──────── Provided entries ────────
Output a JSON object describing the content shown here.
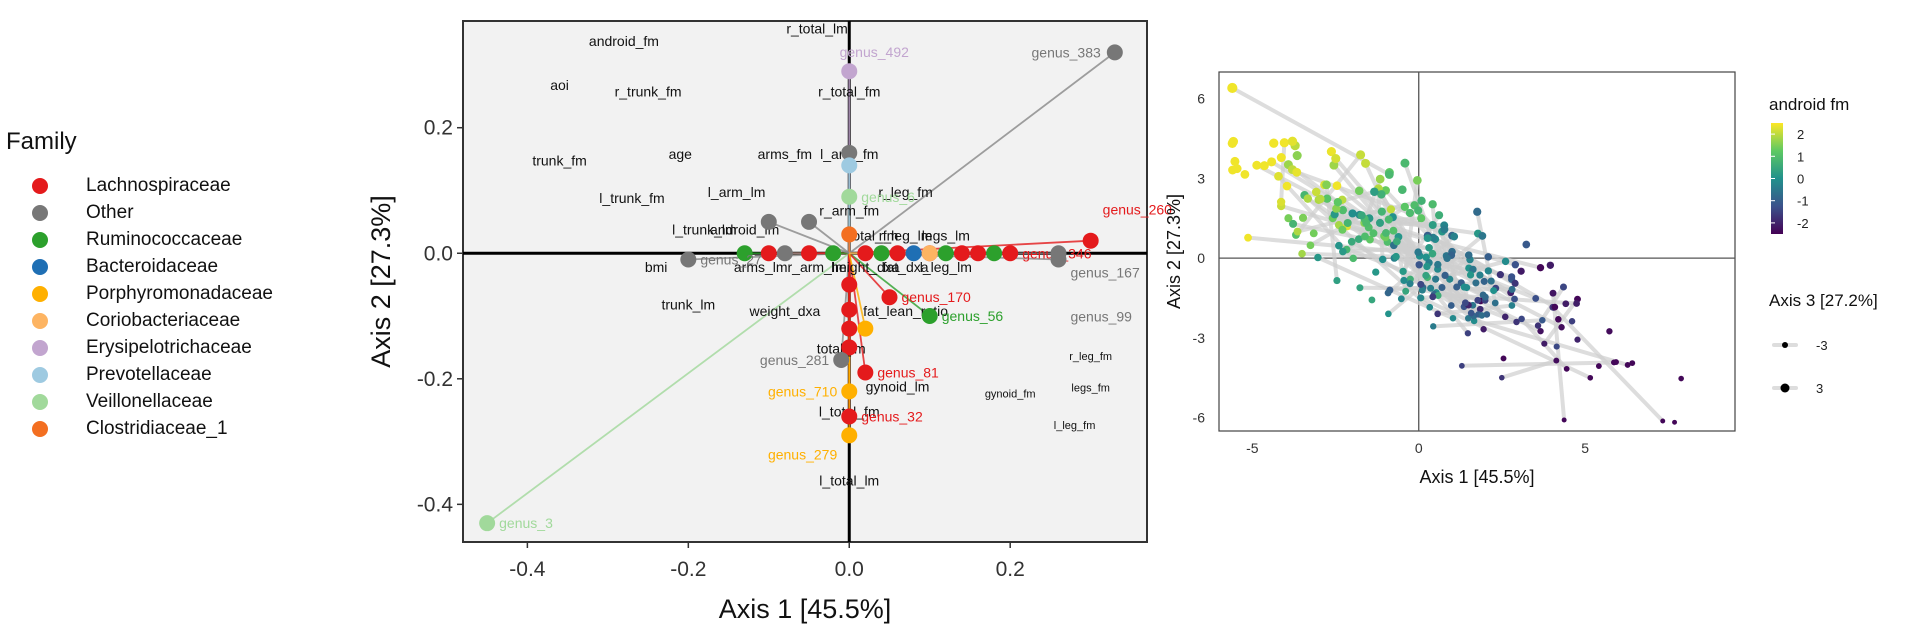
{
  "legend": {
    "title": "Family",
    "items": [
      {
        "label": "Lachnospiraceae",
        "color": "#e41a1c"
      },
      {
        "label": "Other",
        "color": "#777777"
      },
      {
        "label": "Ruminococcaceae",
        "color": "#2ca02c"
      },
      {
        "label": "Bacteroidaceae",
        "color": "#1f6fb4"
      },
      {
        "label": "Porphyromonadaceae",
        "color": "#ffb000"
      },
      {
        "label": "Coriobacteriaceae",
        "color": "#fdb462"
      },
      {
        "label": "Erysipelotrichaceae",
        "color": "#c2a5cf"
      },
      {
        "label": "Prevotellaceae",
        "color": "#9ecae1"
      },
      {
        "label": "Veillonellaceae",
        "color": "#a1d99b"
      },
      {
        "label": "Clostridiaceae_1",
        "color": "#f36f21"
      }
    ]
  },
  "chart_data": [
    {
      "type": "scatter",
      "subtype": "biplot",
      "xlabel": "Axis 1 [45.5%]",
      "ylabel": "Axis 2 [27.3%]",
      "xlim": [
        -0.48,
        0.37
      ],
      "ylim": [
        -0.46,
        0.37
      ],
      "xticks": [
        -0.4,
        -0.2,
        0.0,
        0.2
      ],
      "yticks": [
        -0.4,
        -0.2,
        0.0,
        0.2
      ],
      "xtick_labels": [
        "-0.4",
        "-0.2",
        "0.0",
        "0.2"
      ],
      "ytick_labels": [
        "-0.4",
        "-0.2",
        "0.0",
        "0.2"
      ],
      "taxa_points": [
        {
          "label": "genus_383",
          "x": 0.33,
          "y": 0.32,
          "family": "Other"
        },
        {
          "label": "genus_492",
          "x": 0.0,
          "y": 0.29,
          "family": "Erysipelotrichaceae"
        },
        {
          "label": "genus_260",
          "x": 0.3,
          "y": 0.02,
          "family": "Lachnospiraceae"
        },
        {
          "label": "genus_346",
          "x": 0.2,
          "y": 0.0,
          "family": "Lachnospiraceae"
        },
        {
          "label": "genus_167",
          "x": 0.26,
          "y": 0.0,
          "family": "Other"
        },
        {
          "label": "genus_56",
          "x": 0.1,
          "y": -0.1,
          "family": "Ruminococcaceae"
        },
        {
          "label": "genus_170",
          "x": 0.05,
          "y": -0.07,
          "family": "Lachnospiraceae"
        },
        {
          "label": "genus_81",
          "x": 0.02,
          "y": -0.19,
          "family": "Lachnospiraceae"
        },
        {
          "label": "genus_32",
          "x": 0.0,
          "y": -0.26,
          "family": "Lachnospiraceae"
        },
        {
          "label": "genus_710",
          "x": 0.0,
          "y": -0.22,
          "family": "Porphyromonadaceae"
        },
        {
          "label": "genus_279",
          "x": 0.0,
          "y": -0.29,
          "family": "Porphyromonadaceae"
        },
        {
          "label": "genus_281",
          "x": -0.01,
          "y": -0.17,
          "family": "Other"
        },
        {
          "label": "genus_3",
          "x": -0.45,
          "y": -0.43,
          "family": "Veillonellaceae"
        },
        {
          "label": "genus_99",
          "x": 0.26,
          "y": -0.01,
          "family": "Other"
        },
        {
          "label": "genus_27",
          "x": -0.2,
          "y": -0.01,
          "family": "Other"
        },
        {
          "label": "genus_6",
          "x": 0.0,
          "y": 0.09,
          "family": "Veillonellaceae"
        }
      ],
      "unlabeled_points": [
        {
          "x": -0.13,
          "y": 0.0,
          "family": "Ruminococcaceae"
        },
        {
          "x": -0.1,
          "y": 0.0,
          "family": "Lachnospiraceae"
        },
        {
          "x": -0.08,
          "y": 0.0,
          "family": "Other"
        },
        {
          "x": -0.05,
          "y": 0.0,
          "family": "Lachnospiraceae"
        },
        {
          "x": -0.02,
          "y": 0.0,
          "family": "Ruminococcaceae"
        },
        {
          "x": 0.02,
          "y": 0.0,
          "family": "Lachnospiraceae"
        },
        {
          "x": 0.04,
          "y": 0.0,
          "family": "Ruminococcaceae"
        },
        {
          "x": 0.06,
          "y": 0.0,
          "family": "Lachnospiraceae"
        },
        {
          "x": 0.08,
          "y": 0.0,
          "family": "Bacteroidaceae"
        },
        {
          "x": 0.1,
          "y": 0.0,
          "family": "Lachnospiraceae"
        },
        {
          "x": 0.12,
          "y": 0.0,
          "family": "Ruminococcaceae"
        },
        {
          "x": 0.14,
          "y": 0.0,
          "family": "Lachnospiraceae"
        },
        {
          "x": 0.16,
          "y": 0.0,
          "family": "Lachnospiraceae"
        },
        {
          "x": 0.18,
          "y": 0.0,
          "family": "Ruminococcaceae"
        },
        {
          "x": 0.0,
          "y": 0.16,
          "family": "Other"
        },
        {
          "x": 0.0,
          "y": 0.14,
          "family": "Prevotellaceae"
        },
        {
          "x": 0.0,
          "y": 0.03,
          "family": "Clostridiaceae_1"
        },
        {
          "x": 0.0,
          "y": -0.05,
          "family": "Lachnospiraceae"
        },
        {
          "x": 0.0,
          "y": -0.09,
          "family": "Lachnospiraceae"
        },
        {
          "x": 0.0,
          "y": -0.12,
          "family": "Lachnospiraceae"
        },
        {
          "x": 0.0,
          "y": -0.15,
          "family": "Lachnospiraceae"
        },
        {
          "x": 0.02,
          "y": -0.12,
          "family": "Porphyromonadaceae"
        },
        {
          "x": -0.05,
          "y": 0.05,
          "family": "Other"
        },
        {
          "x": -0.1,
          "y": 0.05,
          "family": "Other"
        },
        {
          "x": 0.1,
          "y": 0.0,
          "family": "Coriobacteriaceae"
        }
      ],
      "variable_labels": [
        {
          "label": "android_fm",
          "x": -0.28,
          "y": 0.33
        },
        {
          "label": "aoi",
          "x": -0.36,
          "y": 0.26
        },
        {
          "label": "r_trunk_fm",
          "x": -0.25,
          "y": 0.25
        },
        {
          "label": "trunk_fm",
          "x": -0.36,
          "y": 0.14
        },
        {
          "label": "age",
          "x": -0.21,
          "y": 0.15
        },
        {
          "label": "l_trunk_fm",
          "x": -0.27,
          "y": 0.08
        },
        {
          "label": "l_trunk_lm",
          "x": -0.18,
          "y": 0.03
        },
        {
          "label": "android_lm",
          "x": -0.13,
          "y": 0.03
        },
        {
          "label": "bmi",
          "x": -0.24,
          "y": -0.03
        },
        {
          "label": "arms_lm",
          "x": -0.11,
          "y": -0.03
        },
        {
          "label": "r_arm_lm",
          "x": -0.04,
          "y": -0.03
        },
        {
          "label": "trunk_lm",
          "x": -0.2,
          "y": -0.09
        },
        {
          "label": "weight_dxa",
          "x": -0.08,
          "y": -0.1
        },
        {
          "label": "fat_lean_ratio",
          "x": 0.07,
          "y": -0.1
        },
        {
          "label": "total_lm",
          "x": -0.01,
          "y": -0.16
        },
        {
          "label": "r_total_lm",
          "x": -0.04,
          "y": 0.35
        },
        {
          "label": "r_total_fm",
          "x": 0.0,
          "y": 0.25
        },
        {
          "label": "arms_fm",
          "x": -0.08,
          "y": 0.15
        },
        {
          "label": "l_arm_fm",
          "x": 0.0,
          "y": 0.15
        },
        {
          "label": "l_arm_lm",
          "x": -0.14,
          "y": 0.09
        },
        {
          "label": "r_arm_fm",
          "x": 0.0,
          "y": 0.06
        },
        {
          "label": "r_leg_fm",
          "x": 0.07,
          "y": 0.09
        },
        {
          "label": "total_fm",
          "x": 0.03,
          "y": 0.02
        },
        {
          "label": "r_leg_lm",
          "x": 0.07,
          "y": 0.02
        },
        {
          "label": "legs_lm",
          "x": 0.12,
          "y": 0.02
        },
        {
          "label": "fat_dxa",
          "x": 0.07,
          "y": -0.03
        },
        {
          "label": "height_dxa",
          "x": 0.02,
          "y": -0.03
        },
        {
          "label": "l_leg_lm",
          "x": 0.12,
          "y": -0.03
        },
        {
          "label": "gynoid_lm",
          "x": 0.06,
          "y": -0.22
        },
        {
          "label": "gynoid_fm",
          "x": 0.2,
          "y": -0.23
        },
        {
          "label": "r_leg_fm",
          "x": 0.3,
          "y": -0.17
        },
        {
          "label": "legs_fm",
          "x": 0.3,
          "y": -0.22
        },
        {
          "label": "l_leg_fm",
          "x": 0.28,
          "y": -0.28
        },
        {
          "label": "l_total_fm",
          "x": 0.0,
          "y": -0.26
        },
        {
          "label": "l_total_lm",
          "x": 0.0,
          "y": -0.37
        }
      ]
    },
    {
      "type": "scatter",
      "subtype": "paired-ordination",
      "xlabel": "Axis 1 [45.5%]",
      "ylabel": "Axis 2 [27.3%]",
      "xlim": [
        -6,
        9.5
      ],
      "ylim": [
        -6.5,
        7
      ],
      "xticks": [
        -5,
        0,
        5
      ],
      "yticks": [
        -6,
        -3,
        0,
        3,
        6
      ],
      "xtick_labels": [
        "-5",
        "0",
        "5"
      ],
      "ytick_labels": [
        "-6",
        "-3",
        "0",
        "3",
        "6"
      ],
      "colorbar": {
        "title": "android fm",
        "ticks": [
          "2",
          "1",
          "0",
          "-1",
          "-2"
        ],
        "range": [
          -2.5,
          2.5
        ]
      },
      "size_legend": {
        "title": "Axis 3 [27.2%]",
        "labels": [
          "-3",
          "3"
        ]
      }
    }
  ]
}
────────
* [What you have to do]: When a line in the material above holds the word "title", copy that line.

* [Your solution]:
    "title": "Family",
        "title": "android fm",
        "title": "Axis 3 [27.2%]",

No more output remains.